EXERCISE PROMPT
Work through the data line by line, gathering every line that has the word "Reaktion".

• • • •

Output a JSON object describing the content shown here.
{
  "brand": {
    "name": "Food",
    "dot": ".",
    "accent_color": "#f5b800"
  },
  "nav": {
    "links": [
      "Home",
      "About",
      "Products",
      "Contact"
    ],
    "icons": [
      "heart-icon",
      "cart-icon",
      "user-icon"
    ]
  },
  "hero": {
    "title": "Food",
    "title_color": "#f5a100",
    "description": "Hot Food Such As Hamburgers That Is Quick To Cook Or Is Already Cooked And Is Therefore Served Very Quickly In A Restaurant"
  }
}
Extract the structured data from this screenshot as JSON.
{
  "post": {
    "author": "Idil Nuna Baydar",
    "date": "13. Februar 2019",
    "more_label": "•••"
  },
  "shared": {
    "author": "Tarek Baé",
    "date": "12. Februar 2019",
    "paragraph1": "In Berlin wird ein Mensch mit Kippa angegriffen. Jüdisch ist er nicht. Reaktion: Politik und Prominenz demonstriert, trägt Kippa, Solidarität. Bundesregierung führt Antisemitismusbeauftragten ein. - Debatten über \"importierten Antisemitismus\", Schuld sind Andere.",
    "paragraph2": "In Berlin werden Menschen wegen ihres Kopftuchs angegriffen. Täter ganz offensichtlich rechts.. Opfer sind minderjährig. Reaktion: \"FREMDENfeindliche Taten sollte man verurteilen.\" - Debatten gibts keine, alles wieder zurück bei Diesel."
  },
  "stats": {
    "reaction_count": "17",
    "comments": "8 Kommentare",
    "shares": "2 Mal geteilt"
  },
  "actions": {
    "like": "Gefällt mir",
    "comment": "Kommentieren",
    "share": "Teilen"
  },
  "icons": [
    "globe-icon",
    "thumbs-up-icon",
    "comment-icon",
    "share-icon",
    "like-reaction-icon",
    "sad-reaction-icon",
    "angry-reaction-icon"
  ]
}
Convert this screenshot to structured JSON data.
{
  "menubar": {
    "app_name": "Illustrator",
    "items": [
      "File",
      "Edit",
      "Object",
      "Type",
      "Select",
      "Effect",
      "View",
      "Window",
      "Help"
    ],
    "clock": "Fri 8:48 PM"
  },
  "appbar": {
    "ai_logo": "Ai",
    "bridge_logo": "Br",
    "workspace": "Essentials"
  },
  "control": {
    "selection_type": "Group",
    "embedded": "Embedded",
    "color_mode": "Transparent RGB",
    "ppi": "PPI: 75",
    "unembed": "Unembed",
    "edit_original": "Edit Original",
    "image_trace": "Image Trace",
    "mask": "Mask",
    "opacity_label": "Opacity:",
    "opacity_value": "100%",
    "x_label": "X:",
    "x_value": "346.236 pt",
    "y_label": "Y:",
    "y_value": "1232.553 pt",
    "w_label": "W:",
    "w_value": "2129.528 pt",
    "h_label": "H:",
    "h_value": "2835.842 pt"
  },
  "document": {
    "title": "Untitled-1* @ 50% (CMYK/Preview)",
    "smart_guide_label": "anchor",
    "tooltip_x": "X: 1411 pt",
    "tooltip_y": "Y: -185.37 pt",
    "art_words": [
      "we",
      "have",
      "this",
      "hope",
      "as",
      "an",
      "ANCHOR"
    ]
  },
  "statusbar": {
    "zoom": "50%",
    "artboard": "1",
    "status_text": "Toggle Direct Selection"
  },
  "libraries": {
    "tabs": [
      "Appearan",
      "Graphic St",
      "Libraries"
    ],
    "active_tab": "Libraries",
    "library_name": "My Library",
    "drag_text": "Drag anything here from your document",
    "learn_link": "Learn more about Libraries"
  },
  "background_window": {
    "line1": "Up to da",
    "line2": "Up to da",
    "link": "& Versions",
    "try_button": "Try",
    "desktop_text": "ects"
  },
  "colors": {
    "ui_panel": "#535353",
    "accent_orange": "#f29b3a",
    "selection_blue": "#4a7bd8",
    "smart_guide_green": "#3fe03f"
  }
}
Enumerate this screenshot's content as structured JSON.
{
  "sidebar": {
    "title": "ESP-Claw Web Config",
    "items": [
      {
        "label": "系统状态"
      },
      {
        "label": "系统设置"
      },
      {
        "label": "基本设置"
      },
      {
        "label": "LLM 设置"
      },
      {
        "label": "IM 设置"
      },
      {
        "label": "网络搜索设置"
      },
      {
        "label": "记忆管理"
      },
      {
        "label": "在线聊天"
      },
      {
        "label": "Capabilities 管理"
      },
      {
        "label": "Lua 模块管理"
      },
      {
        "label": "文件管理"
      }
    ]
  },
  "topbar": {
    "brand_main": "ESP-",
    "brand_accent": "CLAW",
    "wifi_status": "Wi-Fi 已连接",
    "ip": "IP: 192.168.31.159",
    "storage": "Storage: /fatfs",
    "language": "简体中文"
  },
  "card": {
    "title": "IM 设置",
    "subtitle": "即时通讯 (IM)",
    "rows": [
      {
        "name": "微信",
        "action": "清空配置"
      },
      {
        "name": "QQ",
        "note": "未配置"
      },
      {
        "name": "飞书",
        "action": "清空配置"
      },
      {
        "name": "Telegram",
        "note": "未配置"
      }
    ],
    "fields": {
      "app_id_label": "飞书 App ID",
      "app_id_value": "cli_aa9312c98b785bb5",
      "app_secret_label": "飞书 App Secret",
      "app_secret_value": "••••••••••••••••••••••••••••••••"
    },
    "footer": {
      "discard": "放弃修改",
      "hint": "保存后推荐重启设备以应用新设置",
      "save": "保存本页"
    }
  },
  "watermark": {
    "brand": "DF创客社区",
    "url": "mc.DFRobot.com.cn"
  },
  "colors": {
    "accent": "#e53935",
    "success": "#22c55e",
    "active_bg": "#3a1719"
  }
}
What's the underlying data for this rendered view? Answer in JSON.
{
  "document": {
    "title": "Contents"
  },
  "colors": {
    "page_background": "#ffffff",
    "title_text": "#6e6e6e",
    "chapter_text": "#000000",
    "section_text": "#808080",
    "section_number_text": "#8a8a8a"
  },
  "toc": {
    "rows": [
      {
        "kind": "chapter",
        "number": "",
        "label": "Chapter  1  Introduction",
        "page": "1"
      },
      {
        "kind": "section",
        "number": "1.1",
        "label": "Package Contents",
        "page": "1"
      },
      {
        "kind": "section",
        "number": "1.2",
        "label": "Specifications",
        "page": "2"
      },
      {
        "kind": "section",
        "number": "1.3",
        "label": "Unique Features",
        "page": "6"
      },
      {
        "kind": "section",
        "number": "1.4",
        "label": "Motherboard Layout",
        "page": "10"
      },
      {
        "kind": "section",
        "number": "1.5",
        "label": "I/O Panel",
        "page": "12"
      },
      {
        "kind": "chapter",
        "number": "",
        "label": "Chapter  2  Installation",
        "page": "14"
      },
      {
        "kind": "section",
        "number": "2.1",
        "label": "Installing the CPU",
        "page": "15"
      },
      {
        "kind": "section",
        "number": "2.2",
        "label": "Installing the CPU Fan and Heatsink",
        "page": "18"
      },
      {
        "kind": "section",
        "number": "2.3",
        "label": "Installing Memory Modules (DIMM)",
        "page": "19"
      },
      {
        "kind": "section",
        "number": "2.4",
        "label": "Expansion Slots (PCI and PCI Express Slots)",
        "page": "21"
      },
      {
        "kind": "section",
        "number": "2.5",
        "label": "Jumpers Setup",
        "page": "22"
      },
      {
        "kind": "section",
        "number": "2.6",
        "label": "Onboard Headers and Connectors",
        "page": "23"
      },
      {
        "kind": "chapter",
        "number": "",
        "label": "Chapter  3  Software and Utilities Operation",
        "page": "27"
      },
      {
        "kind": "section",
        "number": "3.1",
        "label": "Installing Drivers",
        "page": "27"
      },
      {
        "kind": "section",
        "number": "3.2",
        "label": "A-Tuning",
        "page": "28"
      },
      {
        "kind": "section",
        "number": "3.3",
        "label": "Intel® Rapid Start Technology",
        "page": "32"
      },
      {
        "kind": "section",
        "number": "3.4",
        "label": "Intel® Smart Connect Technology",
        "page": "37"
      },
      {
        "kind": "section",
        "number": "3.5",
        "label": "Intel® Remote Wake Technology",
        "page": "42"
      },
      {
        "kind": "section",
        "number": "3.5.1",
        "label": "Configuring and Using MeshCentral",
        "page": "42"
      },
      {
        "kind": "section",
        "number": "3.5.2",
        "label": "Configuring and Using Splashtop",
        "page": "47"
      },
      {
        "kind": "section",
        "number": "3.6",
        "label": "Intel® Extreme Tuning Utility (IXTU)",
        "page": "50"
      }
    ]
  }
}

• • • •

THE RESPONSE
    "paragraph1": "In Berlin wird ein Mensch mit Kippa angegriffen. Jüdisch ist er nicht. Reaktion: Politik und Prominenz demonstriert, trägt Kippa, Solidarität. Bundesregierung führt Antisemitismusbeauftragten ein. - Debatten über \"importierten Antisemitismus\", Schuld sind Andere.",
    "paragraph2": "In Berlin werden Menschen wegen ihres Kopftuchs angegriffen. Täter ganz offensichtlich rechts.. Opfer sind minderjährig. Reaktion: \"FREMDENfeindliche Taten sollte man verurteilen.\" - Debatten gibts keine, alles wieder zurück bei Diesel."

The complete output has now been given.